— START OF Provided entries —
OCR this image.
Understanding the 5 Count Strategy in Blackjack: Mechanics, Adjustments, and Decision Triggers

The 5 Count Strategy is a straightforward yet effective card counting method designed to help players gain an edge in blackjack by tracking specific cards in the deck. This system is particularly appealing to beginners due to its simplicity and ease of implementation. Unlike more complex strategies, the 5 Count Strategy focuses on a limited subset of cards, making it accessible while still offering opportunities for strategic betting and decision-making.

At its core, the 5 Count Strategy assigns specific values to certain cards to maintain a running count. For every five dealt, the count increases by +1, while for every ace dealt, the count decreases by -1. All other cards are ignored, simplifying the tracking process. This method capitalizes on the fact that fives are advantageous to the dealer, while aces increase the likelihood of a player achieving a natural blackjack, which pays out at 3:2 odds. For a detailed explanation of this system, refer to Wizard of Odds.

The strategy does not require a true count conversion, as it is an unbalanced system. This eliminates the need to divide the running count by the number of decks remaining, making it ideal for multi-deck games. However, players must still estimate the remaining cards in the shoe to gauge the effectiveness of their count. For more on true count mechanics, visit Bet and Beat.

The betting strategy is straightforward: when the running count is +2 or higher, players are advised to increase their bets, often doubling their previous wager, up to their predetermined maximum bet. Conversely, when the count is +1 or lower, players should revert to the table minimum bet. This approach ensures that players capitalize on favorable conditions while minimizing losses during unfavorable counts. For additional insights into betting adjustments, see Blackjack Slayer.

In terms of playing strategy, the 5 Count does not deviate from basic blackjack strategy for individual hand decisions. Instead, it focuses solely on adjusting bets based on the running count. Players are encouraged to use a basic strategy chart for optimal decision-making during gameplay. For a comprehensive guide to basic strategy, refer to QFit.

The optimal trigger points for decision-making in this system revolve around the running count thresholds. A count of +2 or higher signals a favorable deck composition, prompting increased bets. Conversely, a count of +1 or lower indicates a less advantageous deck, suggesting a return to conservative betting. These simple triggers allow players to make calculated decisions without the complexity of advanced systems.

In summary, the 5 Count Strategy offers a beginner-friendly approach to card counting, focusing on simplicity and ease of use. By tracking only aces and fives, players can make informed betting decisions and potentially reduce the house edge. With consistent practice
— END OF Provided entries —
**Brief**
Write the material out again in its entirety, exactly as shown.

**Solution for this problem**
OCR this image.
Understanding the 5 Count Strategy in Blackjack: Mechanics, Adjustments, and Decision Triggers

The 5 Count Strategy is a straightforward yet effective card counting method designed to help players gain an edge in blackjack by tracking specific cards in the deck. This system is particularly appealing to beginners due to its simplicity and ease of implementation. Unlike more complex strategies, the 5 Count Strategy focuses on a limited subset of cards, making it accessible while still offering opportunities for strategic betting and decision-making.

At its core, the 5 Count Strategy assigns specific values to certain cards to maintain a running count. For every five dealt, the count increases by +1, while for every ace dealt, the count decreases by -1. All other cards are ignored, simplifying the tracking process. This method capitalizes on the fact that fives are advantageous to the dealer, while aces increase the likelihood of a player achieving a natural blackjack, which pays out at 3:2 odds. For a detailed explanation of this system, refer to Wizard of Odds.

The strategy does not require a true count conversion, as it is an unbalanced system. This eliminates the need to divide the running count by the number of decks remaining, making it ideal for multi-deck games. However, players must still estimate the remaining cards in the shoe to gauge the effectiveness of their count. For more on true count mechanics, visit Bet and Beat.

The betting strategy is straightforward: when the running count is +2 or higher, players are advised to increase their bets, often doubling their previous wager, up to their predetermined maximum bet. Conversely, when the count is +1 or lower, players should revert to the table minimum bet. This approach ensures that players capitalize on favorable conditions while minimizing losses during unfavorable counts. For additional insights into betting adjustments, see Blackjack Slayer.

In terms of playing strategy, the 5 Count does not deviate from basic blackjack strategy for individual hand decisions. Instead, it focuses solely on adjusting bets based on the running count. Players are encouraged to use a basic strategy chart for optimal decision-making during gameplay. For a comprehensive guide to basic strategy, refer to QFit.

The optimal trigger points for decision-making in this system revolve around the running count thresholds. A count of +2 or higher signals a favorable deck composition, prompting increased bets. Conversely, a count of +1 or lower indicates a less advantageous deck, suggesting a return to conservative betting. These simple triggers allow players to make calculated decisions without the complexity of advanced systems.

In summary, the 5 Count Strategy offers a beginner-friendly approach to card counting, focusing on simplicity and ease of use. By tracking only aces and fives, players can make informed betting decisions and potentially reduce the house edge. With consistent practice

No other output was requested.